● Stored items:
>> BEGIN
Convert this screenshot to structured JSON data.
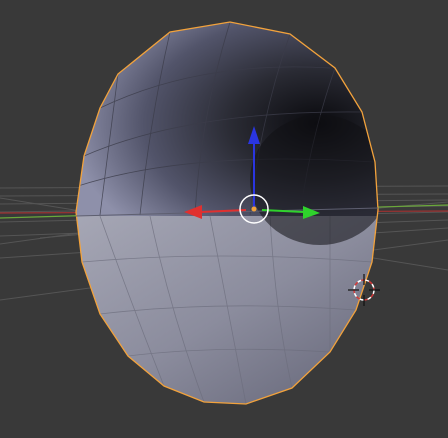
{
  "app": {
    "name": "3D View",
    "mode": "object-selected"
  },
  "viewport": {
    "background_color": "#393939",
    "grid_line_color": "#5a5a5a",
    "x_axis_color": "#b23a3a",
    "y_axis_color": "#7fbf3f"
  },
  "object": {
    "shape": "hemisphere-mesh",
    "outline_color": "#f2a23c",
    "face_colors": {
      "light": "#8f91aa",
      "mid": "#6c6e86",
      "dark": "#2b2c36",
      "lower_light": "#a4a5b3",
      "lower_mid": "#7c7d8f"
    }
  },
  "gizmo": {
    "x_arrow_color": "#e0302f",
    "y_arrow_color": "#2fd22c",
    "z_arrow_color": "#2a35e0",
    "origin_dot_color": "#f2a23c",
    "ring_color": "#ffffff"
  },
  "cursor_3d": {
    "ring_primary": "#d23a3a",
    "ring_secondary": "#ffffff",
    "crosshair_color": "#111111"
  }
}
>> END
● Work to do: Make a word-for-word copy of the entries, without any pictures.

● Result for this exercise:
Convert this screenshot to structured JSON data.
{
  "app": {
    "name": "3D View",
    "mode": "object-selected"
  },
  "viewport": {
    "background_color": "#393939",
    "grid_line_color": "#5a5a5a",
    "x_axis_color": "#b23a3a",
    "y_axis_color": "#7fbf3f"
  },
  "object": {
    "shape": "hemisphere-mesh",
    "outline_color": "#f2a23c",
    "face_colors": {
      "light": "#8f91aa",
      "mid": "#6c6e86",
      "dark": "#2b2c36",
      "lower_light": "#a4a5b3",
      "lower_mid": "#7c7d8f"
    }
  },
  "gizmo": {
    "x_arrow_color": "#e0302f",
    "y_arrow_color": "#2fd22c",
    "z_arrow_color": "#2a35e0",
    "origin_dot_color": "#f2a23c",
    "ring_color": "#ffffff"
  },
  "cursor_3d": {
    "ring_primary": "#d23a3a",
    "ring_secondary": "#ffffff",
    "crosshair_color": "#111111"
  }
}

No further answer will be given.